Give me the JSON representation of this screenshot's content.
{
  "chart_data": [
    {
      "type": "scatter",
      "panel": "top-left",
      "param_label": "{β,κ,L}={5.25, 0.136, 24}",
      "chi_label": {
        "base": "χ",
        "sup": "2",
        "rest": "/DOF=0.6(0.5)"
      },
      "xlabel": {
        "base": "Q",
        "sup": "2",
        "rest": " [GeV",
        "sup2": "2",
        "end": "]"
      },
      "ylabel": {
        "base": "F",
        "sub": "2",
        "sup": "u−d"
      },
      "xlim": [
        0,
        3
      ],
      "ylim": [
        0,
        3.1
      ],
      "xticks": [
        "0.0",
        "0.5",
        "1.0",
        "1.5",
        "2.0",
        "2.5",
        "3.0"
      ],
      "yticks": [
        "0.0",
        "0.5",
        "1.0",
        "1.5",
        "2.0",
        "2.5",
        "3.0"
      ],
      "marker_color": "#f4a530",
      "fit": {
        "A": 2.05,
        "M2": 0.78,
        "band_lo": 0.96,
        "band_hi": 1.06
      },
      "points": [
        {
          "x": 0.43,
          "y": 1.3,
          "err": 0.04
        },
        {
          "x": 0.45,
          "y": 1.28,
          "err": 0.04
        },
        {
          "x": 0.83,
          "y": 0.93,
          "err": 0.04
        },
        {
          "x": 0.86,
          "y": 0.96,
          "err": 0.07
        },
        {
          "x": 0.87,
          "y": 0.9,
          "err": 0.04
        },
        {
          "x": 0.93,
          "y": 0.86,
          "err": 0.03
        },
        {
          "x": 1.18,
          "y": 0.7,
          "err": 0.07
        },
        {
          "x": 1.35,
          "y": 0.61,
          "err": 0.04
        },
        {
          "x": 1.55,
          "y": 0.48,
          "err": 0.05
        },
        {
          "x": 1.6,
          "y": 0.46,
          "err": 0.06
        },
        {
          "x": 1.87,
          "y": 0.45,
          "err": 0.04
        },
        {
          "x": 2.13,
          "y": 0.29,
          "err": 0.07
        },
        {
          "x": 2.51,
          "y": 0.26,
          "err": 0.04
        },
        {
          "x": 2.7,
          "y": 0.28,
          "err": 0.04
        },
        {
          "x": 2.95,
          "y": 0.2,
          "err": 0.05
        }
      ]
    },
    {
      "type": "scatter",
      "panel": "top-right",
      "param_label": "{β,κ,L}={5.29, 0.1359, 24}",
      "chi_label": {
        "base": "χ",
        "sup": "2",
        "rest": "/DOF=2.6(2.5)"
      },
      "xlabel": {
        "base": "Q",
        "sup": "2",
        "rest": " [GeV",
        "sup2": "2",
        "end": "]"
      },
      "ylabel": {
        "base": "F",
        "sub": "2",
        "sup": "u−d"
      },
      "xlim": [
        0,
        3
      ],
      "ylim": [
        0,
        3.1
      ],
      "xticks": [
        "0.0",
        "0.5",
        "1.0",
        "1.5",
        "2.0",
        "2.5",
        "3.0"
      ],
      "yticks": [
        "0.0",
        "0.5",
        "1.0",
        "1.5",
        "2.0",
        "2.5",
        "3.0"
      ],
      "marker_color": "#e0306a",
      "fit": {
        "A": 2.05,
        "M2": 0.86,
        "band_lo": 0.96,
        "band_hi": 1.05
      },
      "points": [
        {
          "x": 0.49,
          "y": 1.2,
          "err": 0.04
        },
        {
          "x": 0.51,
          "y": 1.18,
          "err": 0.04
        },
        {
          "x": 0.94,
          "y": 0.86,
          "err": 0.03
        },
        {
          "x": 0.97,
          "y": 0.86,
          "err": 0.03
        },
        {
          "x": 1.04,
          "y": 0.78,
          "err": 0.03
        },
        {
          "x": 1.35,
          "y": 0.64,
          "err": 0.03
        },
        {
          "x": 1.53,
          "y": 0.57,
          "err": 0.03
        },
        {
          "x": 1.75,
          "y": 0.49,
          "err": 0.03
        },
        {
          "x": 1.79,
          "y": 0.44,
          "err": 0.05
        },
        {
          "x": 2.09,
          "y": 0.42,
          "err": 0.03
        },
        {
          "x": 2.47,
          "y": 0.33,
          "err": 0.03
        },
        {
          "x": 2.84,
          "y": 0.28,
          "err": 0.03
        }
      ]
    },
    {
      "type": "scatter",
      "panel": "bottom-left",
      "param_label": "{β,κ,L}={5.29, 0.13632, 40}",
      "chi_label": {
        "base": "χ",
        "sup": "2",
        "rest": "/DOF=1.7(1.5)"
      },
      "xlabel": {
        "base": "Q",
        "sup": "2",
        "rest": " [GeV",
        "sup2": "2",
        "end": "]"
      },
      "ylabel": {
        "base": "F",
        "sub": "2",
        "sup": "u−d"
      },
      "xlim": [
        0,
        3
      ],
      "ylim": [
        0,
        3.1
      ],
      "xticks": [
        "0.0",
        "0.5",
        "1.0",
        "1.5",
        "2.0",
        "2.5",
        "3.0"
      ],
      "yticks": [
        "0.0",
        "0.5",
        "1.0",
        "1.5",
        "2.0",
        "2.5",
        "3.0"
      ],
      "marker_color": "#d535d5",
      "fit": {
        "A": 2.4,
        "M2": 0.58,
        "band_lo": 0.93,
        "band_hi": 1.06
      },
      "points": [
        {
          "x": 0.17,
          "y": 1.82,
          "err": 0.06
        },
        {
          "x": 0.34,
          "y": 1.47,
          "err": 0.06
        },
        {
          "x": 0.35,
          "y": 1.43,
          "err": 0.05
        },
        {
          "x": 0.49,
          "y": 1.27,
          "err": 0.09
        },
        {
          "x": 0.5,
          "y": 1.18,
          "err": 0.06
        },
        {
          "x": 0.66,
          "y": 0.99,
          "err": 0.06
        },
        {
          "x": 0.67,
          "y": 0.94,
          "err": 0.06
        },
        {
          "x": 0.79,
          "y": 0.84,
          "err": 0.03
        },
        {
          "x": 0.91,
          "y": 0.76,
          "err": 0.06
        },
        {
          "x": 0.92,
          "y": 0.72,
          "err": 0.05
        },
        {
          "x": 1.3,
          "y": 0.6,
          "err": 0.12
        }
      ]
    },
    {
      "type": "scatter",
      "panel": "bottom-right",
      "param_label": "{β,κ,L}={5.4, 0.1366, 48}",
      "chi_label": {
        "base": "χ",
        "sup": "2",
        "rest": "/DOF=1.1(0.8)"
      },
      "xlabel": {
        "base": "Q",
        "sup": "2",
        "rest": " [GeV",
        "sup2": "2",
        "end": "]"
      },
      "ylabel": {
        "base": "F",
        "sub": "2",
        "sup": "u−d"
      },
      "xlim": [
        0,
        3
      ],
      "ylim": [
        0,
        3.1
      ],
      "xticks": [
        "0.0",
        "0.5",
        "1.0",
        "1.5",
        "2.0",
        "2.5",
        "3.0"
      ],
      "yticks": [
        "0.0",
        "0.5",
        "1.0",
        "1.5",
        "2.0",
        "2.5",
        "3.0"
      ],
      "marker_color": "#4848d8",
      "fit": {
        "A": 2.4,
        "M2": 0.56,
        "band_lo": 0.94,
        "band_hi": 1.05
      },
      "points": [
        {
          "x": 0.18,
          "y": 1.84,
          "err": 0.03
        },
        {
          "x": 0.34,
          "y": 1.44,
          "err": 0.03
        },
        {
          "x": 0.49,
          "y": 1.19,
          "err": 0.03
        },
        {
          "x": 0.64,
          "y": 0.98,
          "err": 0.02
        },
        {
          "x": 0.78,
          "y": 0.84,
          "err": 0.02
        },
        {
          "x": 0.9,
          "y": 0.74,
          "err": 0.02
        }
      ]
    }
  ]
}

####

◆ **To do**
Set down the entries verbatim, leaving none out.

◆ **Finished answer**
Give me the JSON representation of this screenshot's content.
{
  "chart_data": [
    {
      "type": "scatter",
      "panel": "top-left",
      "param_label": "{β,κ,L}={5.25, 0.136, 24}",
      "chi_label": {
        "base": "χ",
        "sup": "2",
        "rest": "/DOF=0.6(0.5)"
      },
      "xlabel": {
        "base": "Q",
        "sup": "2",
        "rest": " [GeV",
        "sup2": "2",
        "end": "]"
      },
      "ylabel": {
        "base": "F",
        "sub": "2",
        "sup": "u−d"
      },
      "xlim": [
        0,
        3
      ],
      "ylim": [
        0,
        3.1
      ],
      "xticks": [
        "0.0",
        "0.5",
        "1.0",
        "1.5",
        "2.0",
        "2.5",
        "3.0"
      ],
      "yticks": [
        "0.0",
        "0.5",
        "1.0",
        "1.5",
        "2.0",
        "2.5",
        "3.0"
      ],
      "marker_color": "#f4a530",
      "fit": {
        "A": 2.05,
        "M2": 0.78,
        "band_lo": 0.96,
        "band_hi": 1.06
      },
      "points": [
        {
          "x": 0.43,
          "y": 1.3,
          "err": 0.04
        },
        {
          "x": 0.45,
          "y": 1.28,
          "err": 0.04
        },
        {
          "x": 0.83,
          "y": 0.93,
          "err": 0.04
        },
        {
          "x": 0.86,
          "y": 0.96,
          "err": 0.07
        },
        {
          "x": 0.87,
          "y": 0.9,
          "err": 0.04
        },
        {
          "x": 0.93,
          "y": 0.86,
          "err": 0.03
        },
        {
          "x": 1.18,
          "y": 0.7,
          "err": 0.07
        },
        {
          "x": 1.35,
          "y": 0.61,
          "err": 0.04
        },
        {
          "x": 1.55,
          "y": 0.48,
          "err": 0.05
        },
        {
          "x": 1.6,
          "y": 0.46,
          "err": 0.06
        },
        {
          "x": 1.87,
          "y": 0.45,
          "err": 0.04
        },
        {
          "x": 2.13,
          "y": 0.29,
          "err": 0.07
        },
        {
          "x": 2.51,
          "y": 0.26,
          "err": 0.04
        },
        {
          "x": 2.7,
          "y": 0.28,
          "err": 0.04
        },
        {
          "x": 2.95,
          "y": 0.2,
          "err": 0.05
        }
      ]
    },
    {
      "type": "scatter",
      "panel": "top-right",
      "param_label": "{β,κ,L}={5.29, 0.1359, 24}",
      "chi_label": {
        "base": "χ",
        "sup": "2",
        "rest": "/DOF=2.6(2.5)"
      },
      "xlabel": {
        "base": "Q",
        "sup": "2",
        "rest": " [GeV",
        "sup2": "2",
        "end": "]"
      },
      "ylabel": {
        "base": "F",
        "sub": "2",
        "sup": "u−d"
      },
      "xlim": [
        0,
        3
      ],
      "ylim": [
        0,
        3.1
      ],
      "xticks": [
        "0.0",
        "0.5",
        "1.0",
        "1.5",
        "2.0",
        "2.5",
        "3.0"
      ],
      "yticks": [
        "0.0",
        "0.5",
        "1.0",
        "1.5",
        "2.0",
        "2.5",
        "3.0"
      ],
      "marker_color": "#e0306a",
      "fit": {
        "A": 2.05,
        "M2": 0.86,
        "band_lo": 0.96,
        "band_hi": 1.05
      },
      "points": [
        {
          "x": 0.49,
          "y": 1.2,
          "err": 0.04
        },
        {
          "x": 0.51,
          "y": 1.18,
          "err": 0.04
        },
        {
          "x": 0.94,
          "y": 0.86,
          "err": 0.03
        },
        {
          "x": 0.97,
          "y": 0.86,
          "err": 0.03
        },
        {
          "x": 1.04,
          "y": 0.78,
          "err": 0.03
        },
        {
          "x": 1.35,
          "y": 0.64,
          "err": 0.03
        },
        {
          "x": 1.53,
          "y": 0.57,
          "err": 0.03
        },
        {
          "x": 1.75,
          "y": 0.49,
          "err": 0.03
        },
        {
          "x": 1.79,
          "y": 0.44,
          "err": 0.05
        },
        {
          "x": 2.09,
          "y": 0.42,
          "err": 0.03
        },
        {
          "x": 2.47,
          "y": 0.33,
          "err": 0.03
        },
        {
          "x": 2.84,
          "y": 0.28,
          "err": 0.03
        }
      ]
    },
    {
      "type": "scatter",
      "panel": "bottom-left",
      "param_label": "{β,κ,L}={5.29, 0.13632, 40}",
      "chi_label": {
        "base": "χ",
        "sup": "2",
        "rest": "/DOF=1.7(1.5)"
      },
      "xlabel": {
        "base": "Q",
        "sup": "2",
        "rest": " [GeV",
        "sup2": "2",
        "end": "]"
      },
      "ylabel": {
        "base": "F",
        "sub": "2",
        "sup": "u−d"
      },
      "xlim": [
        0,
        3
      ],
      "ylim": [
        0,
        3.1
      ],
      "xticks": [
        "0.0",
        "0.5",
        "1.0",
        "1.5",
        "2.0",
        "2.5",
        "3.0"
      ],
      "yticks": [
        "0.0",
        "0.5",
        "1.0",
        "1.5",
        "2.0",
        "2.5",
        "3.0"
      ],
      "marker_color": "#d535d5",
      "fit": {
        "A": 2.4,
        "M2": 0.58,
        "band_lo": 0.93,
        "band_hi": 1.06
      },
      "points": [
        {
          "x": 0.17,
          "y": 1.82,
          "err": 0.06
        },
        {
          "x": 0.34,
          "y": 1.47,
          "err": 0.06
        },
        {
          "x": 0.35,
          "y": 1.43,
          "err": 0.05
        },
        {
          "x": 0.49,
          "y": 1.27,
          "err": 0.09
        },
        {
          "x": 0.5,
          "y": 1.18,
          "err": 0.06
        },
        {
          "x": 0.66,
          "y": 0.99,
          "err": 0.06
        },
        {
          "x": 0.67,
          "y": 0.94,
          "err": 0.06
        },
        {
          "x": 0.79,
          "y": 0.84,
          "err": 0.03
        },
        {
          "x": 0.91,
          "y": 0.76,
          "err": 0.06
        },
        {
          "x": 0.92,
          "y": 0.72,
          "err": 0.05
        },
        {
          "x": 1.3,
          "y": 0.6,
          "err": 0.12
        }
      ]
    },
    {
      "type": "scatter",
      "panel": "bottom-right",
      "param_label": "{β,κ,L}={5.4, 0.1366, 48}",
      "chi_label": {
        "base": "χ",
        "sup": "2",
        "rest": "/DOF=1.1(0.8)"
      },
      "xlabel": {
        "base": "Q",
        "sup": "2",
        "rest": " [GeV",
        "sup2": "2",
        "end": "]"
      },
      "ylabel": {
        "base": "F",
        "sub": "2",
        "sup": "u−d"
      },
      "xlim": [
        0,
        3
      ],
      "ylim": [
        0,
        3.1
      ],
      "xticks": [
        "0.0",
        "0.5",
        "1.0",
        "1.5",
        "2.0",
        "2.5",
        "3.0"
      ],
      "yticks": [
        "0.0",
        "0.5",
        "1.0",
        "1.5",
        "2.0",
        "2.5",
        "3.0"
      ],
      "marker_color": "#4848d8",
      "fit": {
        "A": 2.4,
        "M2": 0.56,
        "band_lo": 0.94,
        "band_hi": 1.05
      },
      "points": [
        {
          "x": 0.18,
          "y": 1.84,
          "err": 0.03
        },
        {
          "x": 0.34,
          "y": 1.44,
          "err": 0.03
        },
        {
          "x": 0.49,
          "y": 1.19,
          "err": 0.03
        },
        {
          "x": 0.64,
          "y": 0.98,
          "err": 0.02
        },
        {
          "x": 0.78,
          "y": 0.84,
          "err": 0.02
        },
        {
          "x": 0.9,
          "y": 0.74,
          "err": 0.02
        }
      ]
    }
  ]
}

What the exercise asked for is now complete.